> **Exercise requirements**: What is the number of lines in these entries that include "godkänd"? Write that number and no other text.

> **Record set**:
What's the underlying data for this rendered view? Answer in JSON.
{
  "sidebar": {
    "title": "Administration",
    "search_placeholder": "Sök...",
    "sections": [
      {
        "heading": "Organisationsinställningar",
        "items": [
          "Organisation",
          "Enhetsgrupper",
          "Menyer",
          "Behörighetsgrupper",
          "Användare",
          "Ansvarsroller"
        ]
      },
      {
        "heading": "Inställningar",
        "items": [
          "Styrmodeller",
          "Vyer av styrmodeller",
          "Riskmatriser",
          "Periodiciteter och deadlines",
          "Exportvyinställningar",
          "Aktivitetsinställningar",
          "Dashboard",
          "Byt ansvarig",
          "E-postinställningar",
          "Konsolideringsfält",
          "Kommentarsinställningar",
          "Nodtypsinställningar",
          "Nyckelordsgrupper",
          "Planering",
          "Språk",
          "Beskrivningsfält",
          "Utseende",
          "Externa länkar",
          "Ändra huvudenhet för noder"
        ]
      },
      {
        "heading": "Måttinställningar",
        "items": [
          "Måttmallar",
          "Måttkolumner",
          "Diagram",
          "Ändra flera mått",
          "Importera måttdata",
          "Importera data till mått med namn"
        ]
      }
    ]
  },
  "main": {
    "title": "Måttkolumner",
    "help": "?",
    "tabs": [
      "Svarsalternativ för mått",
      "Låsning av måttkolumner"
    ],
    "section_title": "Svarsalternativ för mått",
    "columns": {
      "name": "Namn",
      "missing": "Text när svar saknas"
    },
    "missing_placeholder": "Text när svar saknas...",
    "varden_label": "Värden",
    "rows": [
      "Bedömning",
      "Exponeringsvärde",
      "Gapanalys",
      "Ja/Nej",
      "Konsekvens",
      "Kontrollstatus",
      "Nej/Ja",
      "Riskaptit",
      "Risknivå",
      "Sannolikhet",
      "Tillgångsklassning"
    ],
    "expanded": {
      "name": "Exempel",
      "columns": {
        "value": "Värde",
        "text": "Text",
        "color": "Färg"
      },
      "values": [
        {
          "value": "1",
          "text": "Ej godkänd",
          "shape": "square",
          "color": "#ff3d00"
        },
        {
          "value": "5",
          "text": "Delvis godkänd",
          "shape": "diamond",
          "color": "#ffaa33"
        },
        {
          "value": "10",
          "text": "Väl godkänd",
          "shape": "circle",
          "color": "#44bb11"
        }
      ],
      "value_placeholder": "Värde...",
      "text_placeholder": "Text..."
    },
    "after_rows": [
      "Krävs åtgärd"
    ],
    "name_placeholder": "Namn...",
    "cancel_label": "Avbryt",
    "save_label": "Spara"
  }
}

> **Exercise answer**: 3